━━━━━ MATERIAL SHOWN ━━━━━

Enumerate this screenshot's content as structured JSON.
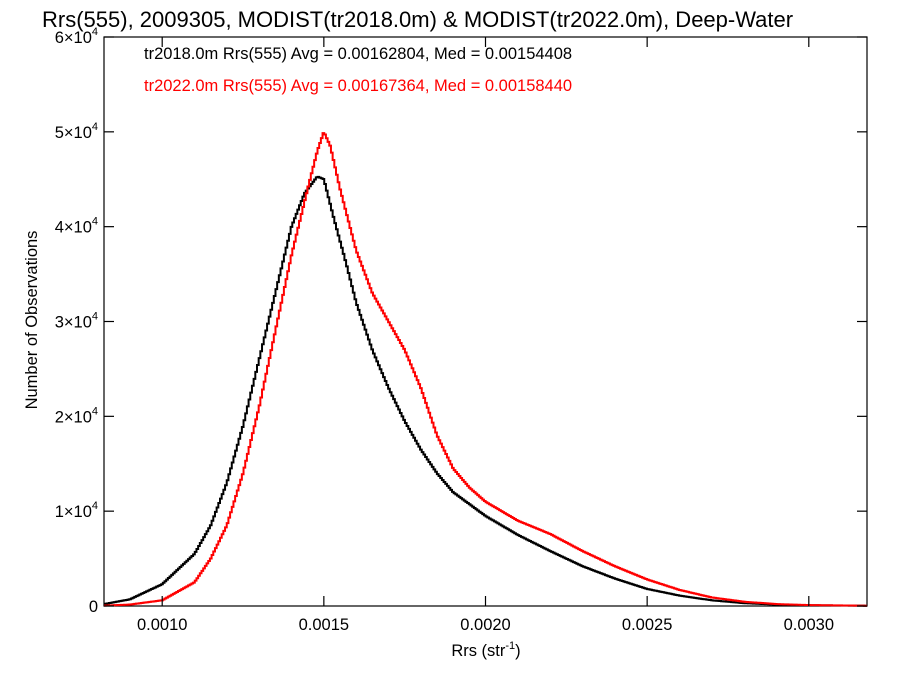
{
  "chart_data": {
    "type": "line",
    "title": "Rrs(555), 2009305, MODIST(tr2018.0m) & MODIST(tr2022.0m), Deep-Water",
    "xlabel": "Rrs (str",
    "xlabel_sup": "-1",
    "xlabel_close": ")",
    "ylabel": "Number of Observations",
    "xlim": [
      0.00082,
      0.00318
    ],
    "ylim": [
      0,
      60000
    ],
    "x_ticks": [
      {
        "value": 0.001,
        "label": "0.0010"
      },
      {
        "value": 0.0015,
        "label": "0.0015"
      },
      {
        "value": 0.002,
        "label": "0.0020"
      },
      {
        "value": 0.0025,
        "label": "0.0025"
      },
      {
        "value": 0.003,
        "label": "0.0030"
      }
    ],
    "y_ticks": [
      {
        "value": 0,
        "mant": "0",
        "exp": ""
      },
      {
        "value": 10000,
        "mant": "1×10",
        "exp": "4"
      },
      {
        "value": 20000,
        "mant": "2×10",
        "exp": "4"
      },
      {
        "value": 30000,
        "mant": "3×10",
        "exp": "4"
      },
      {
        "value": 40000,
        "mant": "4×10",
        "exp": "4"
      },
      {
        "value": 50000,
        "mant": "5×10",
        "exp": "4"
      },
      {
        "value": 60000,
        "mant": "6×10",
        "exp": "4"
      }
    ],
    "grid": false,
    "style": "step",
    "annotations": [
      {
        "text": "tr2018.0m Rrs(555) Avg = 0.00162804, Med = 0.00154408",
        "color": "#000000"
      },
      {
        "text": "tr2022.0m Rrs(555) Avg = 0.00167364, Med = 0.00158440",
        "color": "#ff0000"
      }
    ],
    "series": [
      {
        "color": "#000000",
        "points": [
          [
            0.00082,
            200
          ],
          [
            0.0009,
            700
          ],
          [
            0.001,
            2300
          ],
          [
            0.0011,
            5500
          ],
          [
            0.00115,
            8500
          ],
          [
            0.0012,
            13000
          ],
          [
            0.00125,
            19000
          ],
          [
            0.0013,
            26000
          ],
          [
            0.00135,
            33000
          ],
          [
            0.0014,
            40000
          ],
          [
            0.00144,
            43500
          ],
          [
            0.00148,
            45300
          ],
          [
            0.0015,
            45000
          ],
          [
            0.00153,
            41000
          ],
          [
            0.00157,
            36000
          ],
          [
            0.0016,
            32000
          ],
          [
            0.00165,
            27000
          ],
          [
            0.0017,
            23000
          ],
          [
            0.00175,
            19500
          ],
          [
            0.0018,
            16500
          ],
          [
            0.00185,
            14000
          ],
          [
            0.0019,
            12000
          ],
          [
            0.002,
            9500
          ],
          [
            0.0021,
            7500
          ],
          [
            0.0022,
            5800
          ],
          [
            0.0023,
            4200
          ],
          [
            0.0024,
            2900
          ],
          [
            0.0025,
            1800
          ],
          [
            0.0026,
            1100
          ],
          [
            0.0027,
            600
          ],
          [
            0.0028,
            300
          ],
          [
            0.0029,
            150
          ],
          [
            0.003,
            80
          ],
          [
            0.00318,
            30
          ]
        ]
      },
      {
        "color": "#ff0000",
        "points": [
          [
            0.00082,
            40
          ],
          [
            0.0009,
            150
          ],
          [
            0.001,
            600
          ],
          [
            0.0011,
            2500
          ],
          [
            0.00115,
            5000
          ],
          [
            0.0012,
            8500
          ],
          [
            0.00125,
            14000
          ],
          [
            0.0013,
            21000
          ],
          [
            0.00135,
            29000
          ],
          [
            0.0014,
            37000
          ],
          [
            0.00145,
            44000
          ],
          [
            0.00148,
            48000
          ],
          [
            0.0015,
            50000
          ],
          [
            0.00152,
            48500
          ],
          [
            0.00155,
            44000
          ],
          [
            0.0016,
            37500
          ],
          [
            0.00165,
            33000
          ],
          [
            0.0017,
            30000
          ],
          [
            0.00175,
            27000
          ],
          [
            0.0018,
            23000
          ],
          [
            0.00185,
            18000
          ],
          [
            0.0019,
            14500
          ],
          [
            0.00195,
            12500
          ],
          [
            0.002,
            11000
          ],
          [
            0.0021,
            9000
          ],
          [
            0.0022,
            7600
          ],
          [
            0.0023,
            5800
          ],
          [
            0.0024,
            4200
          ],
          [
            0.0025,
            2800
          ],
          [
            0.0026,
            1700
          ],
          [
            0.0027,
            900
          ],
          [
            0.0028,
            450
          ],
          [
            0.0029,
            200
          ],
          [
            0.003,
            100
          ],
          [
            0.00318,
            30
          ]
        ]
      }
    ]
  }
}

━━━━━
━━━━━ MATERIAL SHOWN ━━━━━

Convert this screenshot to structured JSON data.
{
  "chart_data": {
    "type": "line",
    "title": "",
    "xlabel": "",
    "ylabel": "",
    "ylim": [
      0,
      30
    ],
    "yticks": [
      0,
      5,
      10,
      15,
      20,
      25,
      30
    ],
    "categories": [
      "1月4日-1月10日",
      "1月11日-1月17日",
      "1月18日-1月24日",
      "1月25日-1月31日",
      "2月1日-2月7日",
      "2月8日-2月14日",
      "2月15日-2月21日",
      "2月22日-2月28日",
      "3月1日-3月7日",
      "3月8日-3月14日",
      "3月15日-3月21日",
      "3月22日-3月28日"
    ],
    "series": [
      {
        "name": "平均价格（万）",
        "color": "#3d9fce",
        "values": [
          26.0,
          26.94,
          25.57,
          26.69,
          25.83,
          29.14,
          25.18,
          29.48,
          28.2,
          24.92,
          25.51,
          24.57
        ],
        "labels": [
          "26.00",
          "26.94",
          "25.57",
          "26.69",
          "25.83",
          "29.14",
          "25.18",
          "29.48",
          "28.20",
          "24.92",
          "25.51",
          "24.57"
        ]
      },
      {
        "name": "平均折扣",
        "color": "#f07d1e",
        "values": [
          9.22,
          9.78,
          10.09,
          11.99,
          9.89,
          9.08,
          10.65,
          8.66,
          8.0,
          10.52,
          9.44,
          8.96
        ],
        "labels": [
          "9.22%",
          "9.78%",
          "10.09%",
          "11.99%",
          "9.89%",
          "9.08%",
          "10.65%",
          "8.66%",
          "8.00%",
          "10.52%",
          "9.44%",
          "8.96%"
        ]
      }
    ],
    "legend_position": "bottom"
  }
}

━━━━━

| TASK DETAILS |
Show every line that contains the word "screenshot".

| COMPLETE OUTPUT |
Enumerate this screenshot's content as structured JSON.
Convert this screenshot to structured JSON data.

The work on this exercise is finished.